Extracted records
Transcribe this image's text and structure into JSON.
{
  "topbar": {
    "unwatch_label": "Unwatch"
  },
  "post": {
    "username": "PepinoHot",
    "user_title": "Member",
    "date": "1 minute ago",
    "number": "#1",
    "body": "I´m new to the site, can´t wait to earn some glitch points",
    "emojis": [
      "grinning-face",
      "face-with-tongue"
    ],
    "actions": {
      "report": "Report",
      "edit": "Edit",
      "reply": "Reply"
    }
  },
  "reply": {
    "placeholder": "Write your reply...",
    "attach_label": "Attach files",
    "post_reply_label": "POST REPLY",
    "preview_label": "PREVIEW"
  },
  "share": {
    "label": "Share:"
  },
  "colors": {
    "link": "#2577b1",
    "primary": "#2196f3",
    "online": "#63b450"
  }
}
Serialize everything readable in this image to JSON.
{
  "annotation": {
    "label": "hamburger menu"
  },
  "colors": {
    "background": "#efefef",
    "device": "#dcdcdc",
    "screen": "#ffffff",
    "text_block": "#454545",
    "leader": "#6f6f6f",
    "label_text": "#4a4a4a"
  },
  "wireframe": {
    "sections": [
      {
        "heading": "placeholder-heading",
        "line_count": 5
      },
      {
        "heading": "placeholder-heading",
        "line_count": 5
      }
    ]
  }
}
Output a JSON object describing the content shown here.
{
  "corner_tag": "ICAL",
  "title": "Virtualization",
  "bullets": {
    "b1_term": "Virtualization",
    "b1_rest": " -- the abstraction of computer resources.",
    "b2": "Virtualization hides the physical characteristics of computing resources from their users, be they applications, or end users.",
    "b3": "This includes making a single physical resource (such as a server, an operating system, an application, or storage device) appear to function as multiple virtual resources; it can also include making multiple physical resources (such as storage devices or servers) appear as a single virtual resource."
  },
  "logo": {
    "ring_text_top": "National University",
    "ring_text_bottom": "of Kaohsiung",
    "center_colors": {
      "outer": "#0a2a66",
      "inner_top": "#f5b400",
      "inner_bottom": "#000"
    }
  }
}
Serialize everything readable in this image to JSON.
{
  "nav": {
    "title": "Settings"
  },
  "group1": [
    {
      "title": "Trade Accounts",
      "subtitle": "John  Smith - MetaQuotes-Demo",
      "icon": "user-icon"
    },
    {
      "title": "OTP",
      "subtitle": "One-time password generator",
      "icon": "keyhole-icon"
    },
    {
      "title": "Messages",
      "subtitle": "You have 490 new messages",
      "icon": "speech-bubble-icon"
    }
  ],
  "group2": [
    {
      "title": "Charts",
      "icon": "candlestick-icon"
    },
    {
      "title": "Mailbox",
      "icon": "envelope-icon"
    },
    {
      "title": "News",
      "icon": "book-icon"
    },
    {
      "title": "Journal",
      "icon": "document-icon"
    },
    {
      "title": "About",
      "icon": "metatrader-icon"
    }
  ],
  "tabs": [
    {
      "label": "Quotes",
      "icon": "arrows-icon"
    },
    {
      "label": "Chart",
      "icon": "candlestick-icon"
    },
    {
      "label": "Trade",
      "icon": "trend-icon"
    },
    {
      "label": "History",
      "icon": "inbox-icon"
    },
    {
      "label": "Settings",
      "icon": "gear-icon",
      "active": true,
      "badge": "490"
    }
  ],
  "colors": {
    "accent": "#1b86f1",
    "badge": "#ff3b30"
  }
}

▶ REQUIRED TASK
Give the count of lines in the data above that hold the string "device", with no additional words.

▶ TASK OUTPUT
2